* Set exercise
The answer is a single number: how many lines hold the string "this".

* Data provided
- - - - -
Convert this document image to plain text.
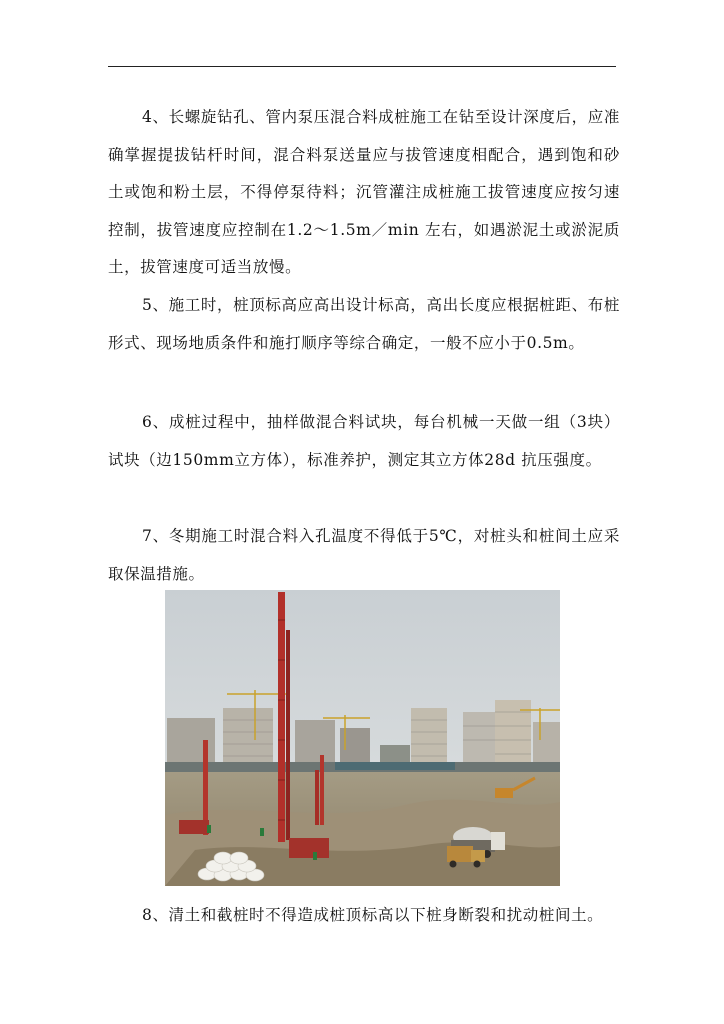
4、长螺旋钻孔、管内泵压混合料成桩施工在钻至设计深度后，应准确掌握提拔钻杆时间，混合料泵送量应与拔管速度相配合，遇到饱和砂土或饱和粉土层，不得停泵待料；沉管灌注成桩施工拔管速度应按匀速控制，拔管速度应控制在1.2～1.5m／min 左右，如遇淤泥土或淤泥质土，拔管速度可适当放慢。

5、施工时，桩顶标高应高出设计标高，高出长度应根据桩距、布桩形式、现场地质条件和施打顺序等综合确定，一般不应小于0.5m。

6、成桩过程中，抽样做混合料试块，每台机械一天做一组（3块）试块（边150mm立方体），标准养护，测定其立方体28d 抗压强度。

7、冬期施工时混合料入孔温度不得低于5℃，对桩头和桩间土应采取保温措施。

8、清土和截桩时不得造成桩顶标高以下桩身断裂和扰动桩间土。
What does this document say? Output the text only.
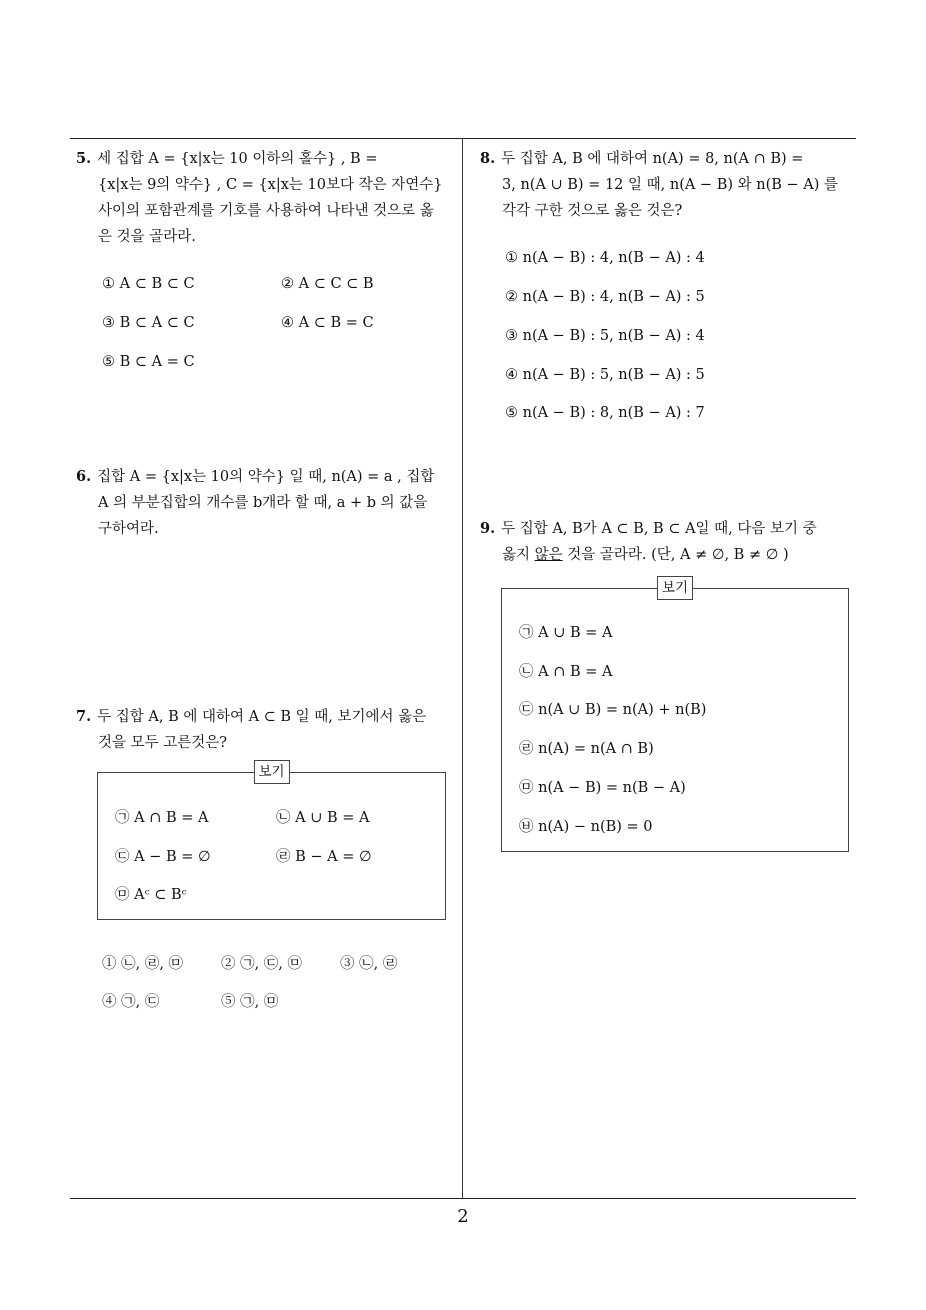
5. 세 집합 A = {x|x는 10 이하의 홀수} , B =
{x|x는 9의 약수} , C = {x|x는 10보다 작은 자연수}
사이의 포함관계를 기호를 사용하여 나타낸 것으로 옳
은 것을 골라라.
① A ⊂ B ⊂ C	② A ⊂ C ⊂ B
③ B ⊂ A ⊂ C	④ A ⊂ B = C
⑤ B ⊂ A = C
6. 집합 A = {x|x는 10의 약수} 일 때, n(A) = a , 집합
A 의 부분집합의 개수를 b개라 할 때, a + b 의 값을
구하여라.
7. 두 집합 A, B 에 대하여 A ⊂ B 일 때, 보기에서 옳은
것을 모두 고른것은?
보기
㉠ A ∩ B = A	㉡ A ∪ B = A
㉢ A − B = ∅	㉣ B − A = ∅
㉤ Aᶜ ⊂ Bᶜ
① ㉡, ㉣, ㉤	② ㉠, ㉢, ㉤	③ ㉡, ㉣
④ ㉠, ㉢	⑤ ㉠, ㉤
8. 두 집합 A, B 에 대하여 n(A) = 8, n(A ∩ B) =
3, n(A ∪ B) = 12 일 때, n(A − B) 와 n(B − A) 를
각각 구한 것으로 옳은 것은?
① n(A − B) : 4, n(B − A) : 4
② n(A − B) : 4, n(B − A) : 5
③ n(A − B) : 5, n(B − A) : 4
④ n(A − B) : 5, n(B − A) : 5
⑤ n(A − B) : 8, n(B − A) : 7
9. 두 집합 A, B가 A ⊂ B, B ⊂ A일 때, 다음 보기 중
옳지 않은 것을 골라라. (단, A ≠ ∅, B ≠ ∅ )
보기
㉠ A ∪ B = A
㉡ A ∩ B = A
㉢ n(A ∪ B) = n(A) + n(B)
㉣ n(A) = n(A ∩ B)
㉤ n(A − B) = n(B − A)
㉥ n(A) − n(B) = 0
2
- - - - -
* Answer to the task
2